## RECORDS PROVIDED
--- Start ---
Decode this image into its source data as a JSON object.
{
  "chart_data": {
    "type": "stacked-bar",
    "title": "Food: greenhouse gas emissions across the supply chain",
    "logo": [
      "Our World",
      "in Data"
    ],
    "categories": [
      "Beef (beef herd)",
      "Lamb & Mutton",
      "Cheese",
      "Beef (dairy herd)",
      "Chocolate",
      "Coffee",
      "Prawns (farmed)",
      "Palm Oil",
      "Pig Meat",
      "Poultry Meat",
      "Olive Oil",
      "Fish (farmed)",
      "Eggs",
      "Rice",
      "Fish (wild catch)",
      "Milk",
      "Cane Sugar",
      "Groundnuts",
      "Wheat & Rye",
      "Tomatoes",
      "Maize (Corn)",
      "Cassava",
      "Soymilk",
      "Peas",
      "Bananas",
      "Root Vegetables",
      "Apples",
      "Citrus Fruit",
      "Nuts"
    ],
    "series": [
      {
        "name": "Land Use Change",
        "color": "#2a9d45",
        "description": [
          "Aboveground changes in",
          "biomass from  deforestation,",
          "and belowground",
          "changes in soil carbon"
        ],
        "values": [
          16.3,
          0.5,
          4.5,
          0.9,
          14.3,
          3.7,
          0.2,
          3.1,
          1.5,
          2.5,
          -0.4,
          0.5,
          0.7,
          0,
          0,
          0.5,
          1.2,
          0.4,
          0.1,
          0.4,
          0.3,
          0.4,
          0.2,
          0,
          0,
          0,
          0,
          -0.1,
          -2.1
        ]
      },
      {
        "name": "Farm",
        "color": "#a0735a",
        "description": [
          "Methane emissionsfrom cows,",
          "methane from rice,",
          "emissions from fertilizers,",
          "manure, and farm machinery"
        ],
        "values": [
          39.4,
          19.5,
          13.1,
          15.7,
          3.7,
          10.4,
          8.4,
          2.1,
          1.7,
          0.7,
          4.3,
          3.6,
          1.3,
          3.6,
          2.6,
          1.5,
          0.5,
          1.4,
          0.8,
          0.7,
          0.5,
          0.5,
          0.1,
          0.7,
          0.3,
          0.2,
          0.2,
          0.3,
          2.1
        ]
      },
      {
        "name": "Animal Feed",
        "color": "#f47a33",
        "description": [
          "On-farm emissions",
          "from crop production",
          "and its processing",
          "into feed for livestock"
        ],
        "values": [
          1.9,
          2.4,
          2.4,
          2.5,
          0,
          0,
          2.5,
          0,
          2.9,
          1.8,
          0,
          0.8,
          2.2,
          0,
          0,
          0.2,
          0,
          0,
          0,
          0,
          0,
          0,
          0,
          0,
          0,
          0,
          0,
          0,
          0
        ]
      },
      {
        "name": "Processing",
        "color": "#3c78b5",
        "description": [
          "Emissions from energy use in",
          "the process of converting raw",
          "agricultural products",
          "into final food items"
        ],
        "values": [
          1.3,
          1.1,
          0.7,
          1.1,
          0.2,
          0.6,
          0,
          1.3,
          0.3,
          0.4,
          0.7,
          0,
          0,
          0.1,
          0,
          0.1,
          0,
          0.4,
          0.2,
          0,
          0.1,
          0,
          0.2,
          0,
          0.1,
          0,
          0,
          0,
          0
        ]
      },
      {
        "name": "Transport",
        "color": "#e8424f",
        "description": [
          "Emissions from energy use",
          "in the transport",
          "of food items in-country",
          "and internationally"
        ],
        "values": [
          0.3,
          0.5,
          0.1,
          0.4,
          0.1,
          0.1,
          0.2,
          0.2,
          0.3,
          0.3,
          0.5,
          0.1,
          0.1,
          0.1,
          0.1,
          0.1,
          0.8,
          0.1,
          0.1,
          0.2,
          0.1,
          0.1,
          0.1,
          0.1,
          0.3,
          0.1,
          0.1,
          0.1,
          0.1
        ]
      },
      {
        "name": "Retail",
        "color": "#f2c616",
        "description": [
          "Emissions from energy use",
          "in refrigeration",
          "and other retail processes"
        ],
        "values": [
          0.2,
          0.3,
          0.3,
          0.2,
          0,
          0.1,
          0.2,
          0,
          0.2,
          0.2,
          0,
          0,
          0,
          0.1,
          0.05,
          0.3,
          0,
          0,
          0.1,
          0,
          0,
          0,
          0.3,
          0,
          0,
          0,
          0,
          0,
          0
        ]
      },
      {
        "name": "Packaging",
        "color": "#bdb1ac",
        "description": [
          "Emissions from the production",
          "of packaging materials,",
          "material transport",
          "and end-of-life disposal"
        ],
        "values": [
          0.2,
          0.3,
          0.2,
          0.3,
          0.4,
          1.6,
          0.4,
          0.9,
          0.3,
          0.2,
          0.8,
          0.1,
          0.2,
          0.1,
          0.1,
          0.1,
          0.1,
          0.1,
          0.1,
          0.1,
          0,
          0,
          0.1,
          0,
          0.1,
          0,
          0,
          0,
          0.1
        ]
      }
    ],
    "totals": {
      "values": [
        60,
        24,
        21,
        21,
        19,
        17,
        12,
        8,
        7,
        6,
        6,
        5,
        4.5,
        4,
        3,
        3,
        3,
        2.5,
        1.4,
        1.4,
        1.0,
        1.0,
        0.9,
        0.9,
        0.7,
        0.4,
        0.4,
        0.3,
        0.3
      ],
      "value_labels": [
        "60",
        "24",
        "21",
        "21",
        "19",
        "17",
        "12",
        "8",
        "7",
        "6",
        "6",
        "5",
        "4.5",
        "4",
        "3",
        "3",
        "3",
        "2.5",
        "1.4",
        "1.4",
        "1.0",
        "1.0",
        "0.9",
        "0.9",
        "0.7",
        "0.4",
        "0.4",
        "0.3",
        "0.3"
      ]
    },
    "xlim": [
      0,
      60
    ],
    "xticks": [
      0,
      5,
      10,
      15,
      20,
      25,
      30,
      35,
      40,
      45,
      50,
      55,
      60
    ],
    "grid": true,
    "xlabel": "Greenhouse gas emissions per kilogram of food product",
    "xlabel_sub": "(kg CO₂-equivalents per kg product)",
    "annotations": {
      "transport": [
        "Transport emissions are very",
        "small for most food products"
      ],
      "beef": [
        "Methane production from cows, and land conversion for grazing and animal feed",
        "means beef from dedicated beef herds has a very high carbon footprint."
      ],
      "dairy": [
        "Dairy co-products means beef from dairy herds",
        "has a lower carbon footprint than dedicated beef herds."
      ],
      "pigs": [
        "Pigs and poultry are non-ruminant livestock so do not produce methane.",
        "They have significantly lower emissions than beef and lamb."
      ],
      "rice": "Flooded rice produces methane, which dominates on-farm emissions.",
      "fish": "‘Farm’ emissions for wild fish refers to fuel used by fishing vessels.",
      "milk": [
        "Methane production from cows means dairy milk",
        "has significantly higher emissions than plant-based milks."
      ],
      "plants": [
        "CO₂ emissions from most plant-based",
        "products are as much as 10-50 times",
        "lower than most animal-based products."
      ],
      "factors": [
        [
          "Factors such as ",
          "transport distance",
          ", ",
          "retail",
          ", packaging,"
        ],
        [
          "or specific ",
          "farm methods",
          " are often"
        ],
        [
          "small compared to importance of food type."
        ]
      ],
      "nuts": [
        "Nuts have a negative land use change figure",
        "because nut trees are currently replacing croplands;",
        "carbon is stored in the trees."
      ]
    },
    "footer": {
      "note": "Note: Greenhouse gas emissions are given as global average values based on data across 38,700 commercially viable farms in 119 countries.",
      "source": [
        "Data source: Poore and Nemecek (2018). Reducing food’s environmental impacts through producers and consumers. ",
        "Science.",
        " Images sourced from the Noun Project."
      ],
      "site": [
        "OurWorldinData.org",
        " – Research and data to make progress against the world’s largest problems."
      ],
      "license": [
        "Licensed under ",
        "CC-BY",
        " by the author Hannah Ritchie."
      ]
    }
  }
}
--- End ---
## EXERCISE
Above are the records. Copy every line in them holding "trees".

## TASK SOLUTION
        "because nut trees are currently replacing croplands;",
        "carbon is stored in the trees."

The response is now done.